Required task:
Reproduce every line of the material below word for word, without changing or leaving out anything.

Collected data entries
++++++++++

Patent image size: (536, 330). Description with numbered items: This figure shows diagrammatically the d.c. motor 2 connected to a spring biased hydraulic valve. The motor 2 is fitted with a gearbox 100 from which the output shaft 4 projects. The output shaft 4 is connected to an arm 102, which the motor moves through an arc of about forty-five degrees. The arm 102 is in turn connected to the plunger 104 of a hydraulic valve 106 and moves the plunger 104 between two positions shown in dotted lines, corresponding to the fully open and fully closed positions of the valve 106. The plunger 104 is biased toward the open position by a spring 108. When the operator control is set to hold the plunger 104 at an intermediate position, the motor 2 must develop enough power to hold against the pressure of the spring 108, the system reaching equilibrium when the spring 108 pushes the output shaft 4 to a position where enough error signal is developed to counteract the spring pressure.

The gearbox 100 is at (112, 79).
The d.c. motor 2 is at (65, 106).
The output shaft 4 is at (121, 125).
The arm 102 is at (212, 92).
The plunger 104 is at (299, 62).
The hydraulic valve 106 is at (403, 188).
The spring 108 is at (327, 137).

++++++++++

Correct response:
Patent image size: (536, 330). Description with numbered items: This figure shows diagrammatically the d.c. motor 2 connected to a spring biased hydraulic valve. The motor 2 is fitted with a gearbox 100 from which the output shaft 4 projects. The output shaft 4 is connected to an arm 102, which the motor moves through an arc of about forty-five degrees. The arm 102 is in turn connected to the plunger 104 of a hydraulic valve 106 and moves the plunger 104 between two positions shown in dotted lines, corresponding to the fully open and fully closed positions of the valve 106. The plunger 104 is biased toward the open position by a spring 108. When the operator control is set to hold the plunger 104 at an intermediate position, the motor 2 must develop enough power to hold against the pressure of the spring 108, the system reaching equilibrium when the spring 108 pushes the output shaft 4 to a position where enough error signal is developed to counteract the spring pressure.

The gearbox 100 is at (112, 79).
The d.c. motor 2 is at (65, 106).
The output shaft 4 is at (121, 125).
The arm 102 is at (212, 92).
The plunger 104 is at (299, 62).
The hydraulic valve 106 is at (403, 188).
The spring 108 is at (327, 137).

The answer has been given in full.